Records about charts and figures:
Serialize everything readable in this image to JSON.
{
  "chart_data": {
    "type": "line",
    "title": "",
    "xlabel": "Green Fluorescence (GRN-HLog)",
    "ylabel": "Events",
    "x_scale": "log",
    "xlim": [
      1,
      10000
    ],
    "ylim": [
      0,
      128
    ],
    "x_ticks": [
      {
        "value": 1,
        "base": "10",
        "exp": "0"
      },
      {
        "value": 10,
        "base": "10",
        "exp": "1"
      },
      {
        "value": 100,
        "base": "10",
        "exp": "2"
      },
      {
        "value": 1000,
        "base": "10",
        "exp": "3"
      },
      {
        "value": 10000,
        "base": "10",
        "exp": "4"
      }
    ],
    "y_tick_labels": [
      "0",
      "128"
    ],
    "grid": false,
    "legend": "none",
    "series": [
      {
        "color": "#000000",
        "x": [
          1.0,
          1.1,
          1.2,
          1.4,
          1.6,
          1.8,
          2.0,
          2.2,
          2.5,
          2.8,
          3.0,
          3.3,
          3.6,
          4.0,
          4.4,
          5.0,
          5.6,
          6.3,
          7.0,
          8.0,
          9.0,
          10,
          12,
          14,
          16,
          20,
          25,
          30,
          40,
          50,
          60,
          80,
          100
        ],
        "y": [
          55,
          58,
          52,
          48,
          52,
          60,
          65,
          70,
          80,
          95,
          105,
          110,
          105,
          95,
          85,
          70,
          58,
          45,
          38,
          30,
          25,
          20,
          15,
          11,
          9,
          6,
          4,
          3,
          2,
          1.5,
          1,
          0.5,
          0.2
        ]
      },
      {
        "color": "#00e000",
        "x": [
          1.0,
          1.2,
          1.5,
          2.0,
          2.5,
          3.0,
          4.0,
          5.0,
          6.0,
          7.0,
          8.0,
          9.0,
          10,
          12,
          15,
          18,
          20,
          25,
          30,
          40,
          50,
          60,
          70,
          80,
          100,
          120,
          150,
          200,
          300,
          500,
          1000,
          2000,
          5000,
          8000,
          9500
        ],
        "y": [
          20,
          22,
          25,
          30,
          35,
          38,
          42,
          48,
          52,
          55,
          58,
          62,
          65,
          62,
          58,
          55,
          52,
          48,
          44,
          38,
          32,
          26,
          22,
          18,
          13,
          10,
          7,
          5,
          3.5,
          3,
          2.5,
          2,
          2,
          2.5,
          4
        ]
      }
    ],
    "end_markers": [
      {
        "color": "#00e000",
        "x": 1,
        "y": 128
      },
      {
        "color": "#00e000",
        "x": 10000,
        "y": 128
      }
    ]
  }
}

TASK DIRECTIONS: Restate each record exactly as written.

COMPLETED EXERCISE:
Serialize everything readable in this image to JSON.
{
  "chart_data": {
    "type": "line",
    "title": "",
    "xlabel": "Green Fluorescence (GRN-HLog)",
    "ylabel": "Events",
    "x_scale": "log",
    "xlim": [
      1,
      10000
    ],
    "ylim": [
      0,
      128
    ],
    "x_ticks": [
      {
        "value": 1,
        "base": "10",
        "exp": "0"
      },
      {
        "value": 10,
        "base": "10",
        "exp": "1"
      },
      {
        "value": 100,
        "base": "10",
        "exp": "2"
      },
      {
        "value": 1000,
        "base": "10",
        "exp": "3"
      },
      {
        "value": 10000,
        "base": "10",
        "exp": "4"
      }
    ],
    "y_tick_labels": [
      "0",
      "128"
    ],
    "grid": false,
    "legend": "none",
    "series": [
      {
        "color": "#000000",
        "x": [
          1.0,
          1.1,
          1.2,
          1.4,
          1.6,
          1.8,
          2.0,
          2.2,
          2.5,
          2.8,
          3.0,
          3.3,
          3.6,
          4.0,
          4.4,
          5.0,
          5.6,
          6.3,
          7.0,
          8.0,
          9.0,
          10,
          12,
          14,
          16,
          20,
          25,
          30,
          40,
          50,
          60,
          80,
          100
        ],
        "y": [
          55,
          58,
          52,
          48,
          52,
          60,
          65,
          70,
          80,
          95,
          105,
          110,
          105,
          95,
          85,
          70,
          58,
          45,
          38,
          30,
          25,
          20,
          15,
          11,
          9,
          6,
          4,
          3,
          2,
          1.5,
          1,
          0.5,
          0.2
        ]
      },
      {
        "color": "#00e000",
        "x": [
          1.0,
          1.2,
          1.5,
          2.0,
          2.5,
          3.0,
          4.0,
          5.0,
          6.0,
          7.0,
          8.0,
          9.0,
          10,
          12,
          15,
          18,
          20,
          25,
          30,
          40,
          50,
          60,
          70,
          80,
          100,
          120,
          150,
          200,
          300,
          500,
          1000,
          2000,
          5000,
          8000,
          9500
        ],
        "y": [
          20,
          22,
          25,
          30,
          35,
          38,
          42,
          48,
          52,
          55,
          58,
          62,
          65,
          62,
          58,
          55,
          52,
          48,
          44,
          38,
          32,
          26,
          22,
          18,
          13,
          10,
          7,
          5,
          3.5,
          3,
          2.5,
          2,
          2,
          2.5,
          4
        ]
      }
    ],
    "end_markers": [
      {
        "color": "#00e000",
        "x": 1,
        "y": 128
      },
      {
        "color": "#00e000",
        "x": 10000,
        "y": 128
      }
    ]
  }
}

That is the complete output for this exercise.